● **Description of the task**:
Reproduce all the entries exactly.

--- START Supplied records ---

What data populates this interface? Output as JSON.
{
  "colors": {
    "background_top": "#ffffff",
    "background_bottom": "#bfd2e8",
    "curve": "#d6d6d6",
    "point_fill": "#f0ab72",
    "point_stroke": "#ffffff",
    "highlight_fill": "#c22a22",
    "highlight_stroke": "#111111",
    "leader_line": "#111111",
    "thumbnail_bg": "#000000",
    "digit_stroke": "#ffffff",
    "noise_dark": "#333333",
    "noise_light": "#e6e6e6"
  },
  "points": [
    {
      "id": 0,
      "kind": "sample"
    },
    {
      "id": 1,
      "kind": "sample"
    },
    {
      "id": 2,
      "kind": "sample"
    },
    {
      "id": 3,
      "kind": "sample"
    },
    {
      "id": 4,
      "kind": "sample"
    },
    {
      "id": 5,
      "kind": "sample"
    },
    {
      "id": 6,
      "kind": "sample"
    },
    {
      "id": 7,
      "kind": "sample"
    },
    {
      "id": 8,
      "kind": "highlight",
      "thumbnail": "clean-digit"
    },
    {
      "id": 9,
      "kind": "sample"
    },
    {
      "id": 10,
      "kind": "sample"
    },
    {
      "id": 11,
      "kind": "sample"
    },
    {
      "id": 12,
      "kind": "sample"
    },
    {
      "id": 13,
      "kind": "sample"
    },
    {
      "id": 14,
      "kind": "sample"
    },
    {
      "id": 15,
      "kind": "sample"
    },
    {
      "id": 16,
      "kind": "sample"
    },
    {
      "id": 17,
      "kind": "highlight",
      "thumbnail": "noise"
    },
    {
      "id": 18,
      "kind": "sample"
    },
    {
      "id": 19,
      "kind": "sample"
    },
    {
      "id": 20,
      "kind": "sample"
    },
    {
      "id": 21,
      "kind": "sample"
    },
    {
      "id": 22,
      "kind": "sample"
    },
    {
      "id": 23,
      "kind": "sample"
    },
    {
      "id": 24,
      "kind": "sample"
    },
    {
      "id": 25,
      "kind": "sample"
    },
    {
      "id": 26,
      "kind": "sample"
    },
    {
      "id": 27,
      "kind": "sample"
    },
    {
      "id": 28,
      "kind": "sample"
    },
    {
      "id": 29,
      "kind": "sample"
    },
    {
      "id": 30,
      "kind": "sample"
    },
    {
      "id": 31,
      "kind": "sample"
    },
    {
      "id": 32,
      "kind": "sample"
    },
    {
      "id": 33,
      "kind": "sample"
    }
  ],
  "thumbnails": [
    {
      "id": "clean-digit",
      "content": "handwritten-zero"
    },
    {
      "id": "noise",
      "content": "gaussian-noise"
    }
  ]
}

--- END Supplied records ---

● **Task answer**:
What data populates this interface? Output as JSON.
{
  "colors": {
    "background_top": "#ffffff",
    "background_bottom": "#bfd2e8",
    "curve": "#d6d6d6",
    "point_fill": "#f0ab72",
    "point_stroke": "#ffffff",
    "highlight_fill": "#c22a22",
    "highlight_stroke": "#111111",
    "leader_line": "#111111",
    "thumbnail_bg": "#000000",
    "digit_stroke": "#ffffff",
    "noise_dark": "#333333",
    "noise_light": "#e6e6e6"
  },
  "points": [
    {
      "id": 0,
      "kind": "sample"
    },
    {
      "id": 1,
      "kind": "sample"
    },
    {
      "id": 2,
      "kind": "sample"
    },
    {
      "id": 3,
      "kind": "sample"
    },
    {
      "id": 4,
      "kind": "sample"
    },
    {
      "id": 5,
      "kind": "sample"
    },
    {
      "id": 6,
      "kind": "sample"
    },
    {
      "id": 7,
      "kind": "sample"
    },
    {
      "id": 8,
      "kind": "highlight",
      "thumbnail": "clean-digit"
    },
    {
      "id": 9,
      "kind": "sample"
    },
    {
      "id": 10,
      "kind": "sample"
    },
    {
      "id": 11,
      "kind": "sample"
    },
    {
      "id": 12,
      "kind": "sample"
    },
    {
      "id": 13,
      "kind": "sample"
    },
    {
      "id": 14,
      "kind": "sample"
    },
    {
      "id": 15,
      "kind": "sample"
    },
    {
      "id": 16,
      "kind": "sample"
    },
    {
      "id": 17,
      "kind": "highlight",
      "thumbnail": "noise"
    },
    {
      "id": 18,
      "kind": "sample"
    },
    {
      "id": 19,
      "kind": "sample"
    },
    {
      "id": 20,
      "kind": "sample"
    },
    {
      "id": 21,
      "kind": "sample"
    },
    {
      "id": 22,
      "kind": "sample"
    },
    {
      "id": 23,
      "kind": "sample"
    },
    {
      "id": 24,
      "kind": "sample"
    },
    {
      "id": 25,
      "kind": "sample"
    },
    {
      "id": 26,
      "kind": "sample"
    },
    {
      "id": 27,
      "kind": "sample"
    },
    {
      "id": 28,
      "kind": "sample"
    },
    {
      "id": 29,
      "kind": "sample"
    },
    {
      "id": 30,
      "kind": "sample"
    },
    {
      "id": 31,
      "kind": "sample"
    },
    {
      "id": 32,
      "kind": "sample"
    },
    {
      "id": 33,
      "kind": "sample"
    }
  ],
  "thumbnails": [
    {
      "id": "clean-digit",
      "content": "handwritten-zero"
    },
    {
      "id": "noise",
      "content": "gaussian-noise"
    }
  ]
}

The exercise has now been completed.